> _Problem details_
Copy the entries below exactly. Images do not belong in the copy.
***** Exercise input
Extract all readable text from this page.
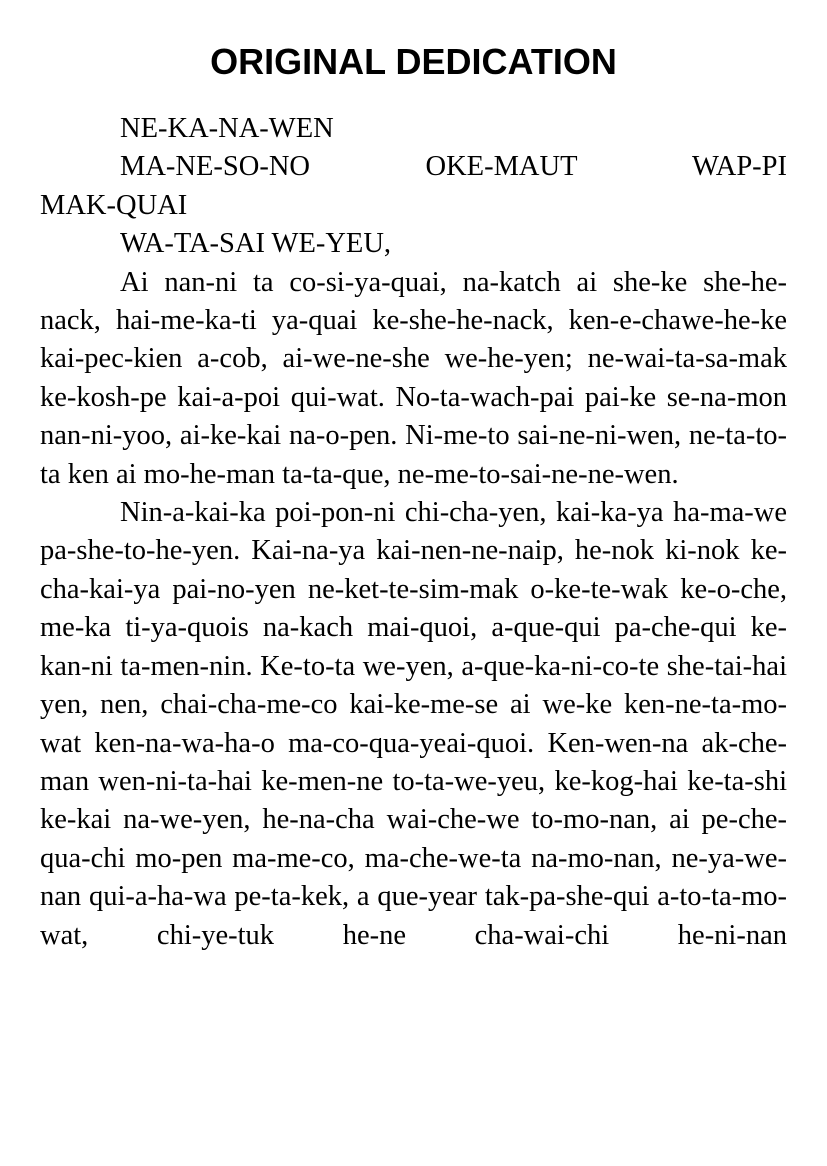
ORIGINAL DEDICATION

NE-KA-NA-WEN

MA-NE-SO-NO OKE-MAUT WAP-PI

MAK-QUAI

WA-TA-SAI WE-YEU,

Ai nan-ni ta co-si-ya-quai, na-katch ai she-ke she-he-nack, hai-me-ka-ti ya-quai ke-she-he-nack, ken-e-chawe-he-ke kai-pec-kien a-cob, ai-we-ne-she we-he-yen; ne-wai-ta-sa-mak ke-kosh-pe kai-a-poi qui-wat. No-ta-wach-pai pai-ke se-na-mon nan-ni-yoo, ai-ke-kai na-o-pen. Ni-me-to sai-ne-ni-wen, ne-ta-to-ta ken ai mo-he-man ta-ta-que, ne-me-to-sai-ne-ne-wen.

Nin-a-kai-ka poi-pon-ni chi-cha-yen, kai-ka-ya ha-ma-we pa-she-to-he-yen. Kai-na-ya kai-nen-ne-naip, he-nok ki-nok ke-cha-kai-ya pai-no-yen ne-ket-te-sim-mak o-ke-te-wak ke-o-che, me-ka ti-ya-quois na-kach mai-quoi, a-que-qui pa-che-qui ke-kan-ni ta-men-nin. Ke-to-ta we-yen, a-que-ka-ni-co-te she-tai-hai yen, nen, chai-cha-me-co kai-ke-me-se ai we-ke ken-ne-ta-mo-wat ken-na-wa-ha-o ma-co-qua-yeai-quoi. Ken-wen-na ak-che-man wen-ni-ta-hai ke-men-ne to-ta-we-yeu, ke-kog-hai ke-ta-shi ke-kai na-we-yen, he-na-cha wai-che-we to-mo-nan, ai pe-che-qua-chi mo-pen ma-me-co, ma-che-we-ta na-mo-nan, ne-ya-we-nan qui-a-ha-wa pe-ta-kek, a que-year tak-pa-she-qui a-to-ta-mo-wat, chi-ye-tuk he-ne cha-wai-chi he-ni-nan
**********
> _Result below_
Extract all readable text from this page.
ORIGINAL DEDICATION

NE-KA-NA-WEN

MA-NE-SO-NO OKE-MAUT WAP-PI

MAK-QUAI

WA-TA-SAI WE-YEU,

Ai nan-ni ta co-si-ya-quai, na-katch ai she-ke she-he-nack, hai-me-ka-ti ya-quai ke-she-he-nack, ken-e-chawe-he-ke kai-pec-kien a-cob, ai-we-ne-she we-he-yen; ne-wai-ta-sa-mak ke-kosh-pe kai-a-poi qui-wat. No-ta-wach-pai pai-ke se-na-mon nan-ni-yoo, ai-ke-kai na-o-pen. Ni-me-to sai-ne-ni-wen, ne-ta-to-ta ken ai mo-he-man ta-ta-que, ne-me-to-sai-ne-ne-wen.

Nin-a-kai-ka poi-pon-ni chi-cha-yen, kai-ka-ya ha-ma-we pa-she-to-he-yen. Kai-na-ya kai-nen-ne-naip, he-nok ki-nok ke-cha-kai-ya pai-no-yen ne-ket-te-sim-mak o-ke-te-wak ke-o-che, me-ka ti-ya-quois na-kach mai-quoi, a-que-qui pa-che-qui ke-kan-ni ta-men-nin. Ke-to-ta we-yen, a-que-ka-ni-co-te she-tai-hai yen, nen, chai-cha-me-co kai-ke-me-se ai we-ke ken-ne-ta-mo-wat ken-na-wa-ha-o ma-co-qua-yeai-quoi. Ken-wen-na ak-che-man wen-ni-ta-hai ke-men-ne to-ta-we-yeu, ke-kog-hai ke-ta-shi ke-kai na-we-yen, he-na-cha wai-che-we to-mo-nan, ai pe-che-qua-chi mo-pen ma-me-co, ma-che-we-ta na-mo-nan, ne-ya-we-nan qui-a-ha-wa pe-ta-kek, a que-year tak-pa-she-qui a-to-ta-mo-wat, chi-ye-tuk he-ne cha-wai-chi he-ni-nan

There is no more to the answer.